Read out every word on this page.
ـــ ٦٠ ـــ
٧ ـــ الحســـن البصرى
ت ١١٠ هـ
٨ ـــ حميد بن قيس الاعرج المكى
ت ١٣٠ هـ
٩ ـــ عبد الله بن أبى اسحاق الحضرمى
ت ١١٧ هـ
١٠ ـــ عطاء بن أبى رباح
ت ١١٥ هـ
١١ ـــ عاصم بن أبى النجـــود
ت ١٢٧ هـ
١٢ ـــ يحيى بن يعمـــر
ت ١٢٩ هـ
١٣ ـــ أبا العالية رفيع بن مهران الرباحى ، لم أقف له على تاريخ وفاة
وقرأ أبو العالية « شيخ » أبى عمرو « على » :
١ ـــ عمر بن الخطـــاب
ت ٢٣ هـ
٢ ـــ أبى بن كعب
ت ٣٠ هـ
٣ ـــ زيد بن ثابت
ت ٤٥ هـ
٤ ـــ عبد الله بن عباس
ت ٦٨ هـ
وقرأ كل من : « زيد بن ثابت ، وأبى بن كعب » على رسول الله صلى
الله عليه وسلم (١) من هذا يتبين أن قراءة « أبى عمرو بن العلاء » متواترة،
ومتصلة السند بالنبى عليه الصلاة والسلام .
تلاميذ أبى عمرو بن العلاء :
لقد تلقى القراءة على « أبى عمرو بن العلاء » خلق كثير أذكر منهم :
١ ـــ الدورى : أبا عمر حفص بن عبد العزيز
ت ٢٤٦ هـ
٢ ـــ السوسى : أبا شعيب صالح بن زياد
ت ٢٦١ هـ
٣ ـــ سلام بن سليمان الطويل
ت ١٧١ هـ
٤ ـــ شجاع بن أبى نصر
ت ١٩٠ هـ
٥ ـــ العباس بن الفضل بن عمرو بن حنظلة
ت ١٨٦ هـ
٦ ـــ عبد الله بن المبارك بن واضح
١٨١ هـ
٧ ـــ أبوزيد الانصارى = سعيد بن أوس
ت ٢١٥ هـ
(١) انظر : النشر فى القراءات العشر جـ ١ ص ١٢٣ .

____________

WRITTEN INSTRUCTION:
Only the number is required: the count of lines containing the word "العلاء".

THE OUTPUT:
3